Track down each line that has the word "category" and copy it.

%%

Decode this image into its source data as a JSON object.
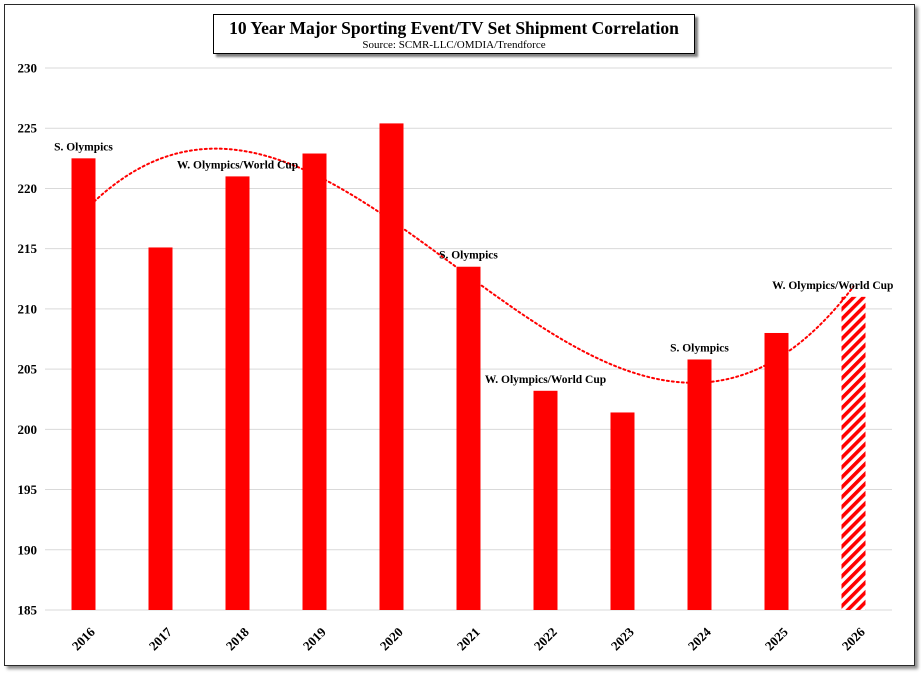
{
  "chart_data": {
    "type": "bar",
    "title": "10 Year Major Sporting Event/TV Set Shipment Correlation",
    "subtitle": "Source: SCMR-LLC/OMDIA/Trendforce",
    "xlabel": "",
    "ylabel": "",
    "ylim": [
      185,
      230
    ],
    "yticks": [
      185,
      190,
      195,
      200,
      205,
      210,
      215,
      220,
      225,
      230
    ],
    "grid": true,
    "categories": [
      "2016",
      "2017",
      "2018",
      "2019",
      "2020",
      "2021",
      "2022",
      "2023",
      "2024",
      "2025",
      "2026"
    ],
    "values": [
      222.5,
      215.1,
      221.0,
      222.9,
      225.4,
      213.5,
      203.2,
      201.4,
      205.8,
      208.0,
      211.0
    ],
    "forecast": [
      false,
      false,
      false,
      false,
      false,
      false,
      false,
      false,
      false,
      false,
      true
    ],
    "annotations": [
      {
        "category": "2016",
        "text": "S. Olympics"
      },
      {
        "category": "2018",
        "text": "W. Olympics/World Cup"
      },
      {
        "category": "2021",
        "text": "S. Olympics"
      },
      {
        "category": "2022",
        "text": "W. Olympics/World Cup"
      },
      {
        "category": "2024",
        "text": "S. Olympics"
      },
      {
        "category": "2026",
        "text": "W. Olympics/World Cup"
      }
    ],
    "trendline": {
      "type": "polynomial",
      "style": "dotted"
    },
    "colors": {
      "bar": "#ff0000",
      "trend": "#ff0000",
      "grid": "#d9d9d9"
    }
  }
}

%%
%%

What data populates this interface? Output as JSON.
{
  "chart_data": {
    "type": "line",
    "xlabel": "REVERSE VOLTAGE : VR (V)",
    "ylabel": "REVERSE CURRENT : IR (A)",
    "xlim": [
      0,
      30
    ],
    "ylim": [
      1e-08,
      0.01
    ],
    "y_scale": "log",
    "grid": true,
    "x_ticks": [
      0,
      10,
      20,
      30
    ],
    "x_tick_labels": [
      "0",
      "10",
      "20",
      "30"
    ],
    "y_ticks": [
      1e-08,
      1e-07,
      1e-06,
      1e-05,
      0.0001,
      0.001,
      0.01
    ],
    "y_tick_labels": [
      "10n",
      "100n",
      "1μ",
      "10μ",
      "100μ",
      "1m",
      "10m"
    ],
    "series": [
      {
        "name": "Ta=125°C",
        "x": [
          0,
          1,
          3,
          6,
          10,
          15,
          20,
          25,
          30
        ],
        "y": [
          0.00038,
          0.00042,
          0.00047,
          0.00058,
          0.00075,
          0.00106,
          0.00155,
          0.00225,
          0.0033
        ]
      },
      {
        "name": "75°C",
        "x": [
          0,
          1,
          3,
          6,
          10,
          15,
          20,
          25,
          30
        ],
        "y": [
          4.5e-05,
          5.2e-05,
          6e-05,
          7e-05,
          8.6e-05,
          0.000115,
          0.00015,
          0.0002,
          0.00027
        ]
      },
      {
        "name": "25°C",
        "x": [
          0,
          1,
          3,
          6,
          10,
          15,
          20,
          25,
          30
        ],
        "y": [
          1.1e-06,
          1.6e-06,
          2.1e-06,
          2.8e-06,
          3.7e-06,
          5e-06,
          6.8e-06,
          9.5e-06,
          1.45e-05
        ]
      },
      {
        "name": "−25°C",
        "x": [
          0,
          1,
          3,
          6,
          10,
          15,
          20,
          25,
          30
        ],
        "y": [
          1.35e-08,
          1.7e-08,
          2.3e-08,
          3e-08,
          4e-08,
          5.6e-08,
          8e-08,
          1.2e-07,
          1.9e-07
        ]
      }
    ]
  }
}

%%
%%

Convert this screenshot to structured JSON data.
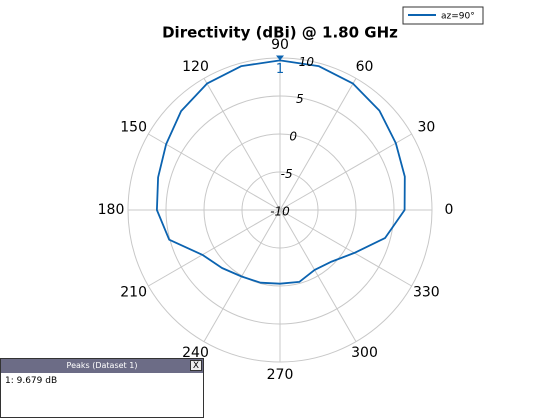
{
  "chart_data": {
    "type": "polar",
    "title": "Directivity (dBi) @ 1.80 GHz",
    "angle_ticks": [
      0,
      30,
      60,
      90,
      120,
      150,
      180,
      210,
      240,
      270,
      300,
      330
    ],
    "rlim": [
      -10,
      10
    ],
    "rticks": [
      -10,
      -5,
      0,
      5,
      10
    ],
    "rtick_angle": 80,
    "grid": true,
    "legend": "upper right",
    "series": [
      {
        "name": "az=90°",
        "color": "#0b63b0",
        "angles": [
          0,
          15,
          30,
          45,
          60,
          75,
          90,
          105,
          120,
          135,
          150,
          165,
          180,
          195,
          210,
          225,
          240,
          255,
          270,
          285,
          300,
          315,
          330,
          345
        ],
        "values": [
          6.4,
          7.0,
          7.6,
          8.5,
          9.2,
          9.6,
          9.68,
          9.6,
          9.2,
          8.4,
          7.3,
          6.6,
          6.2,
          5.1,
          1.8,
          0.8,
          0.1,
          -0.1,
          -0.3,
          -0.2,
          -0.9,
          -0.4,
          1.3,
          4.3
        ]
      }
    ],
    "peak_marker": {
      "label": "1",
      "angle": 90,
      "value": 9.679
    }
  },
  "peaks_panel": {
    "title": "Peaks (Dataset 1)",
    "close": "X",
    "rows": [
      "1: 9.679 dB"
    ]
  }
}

%%

Task answer >>
        "category": "2016",
        "category": "2018",
        "category": "2021",
        "category": "2022",
        "category": "2024",
        "category": "2026",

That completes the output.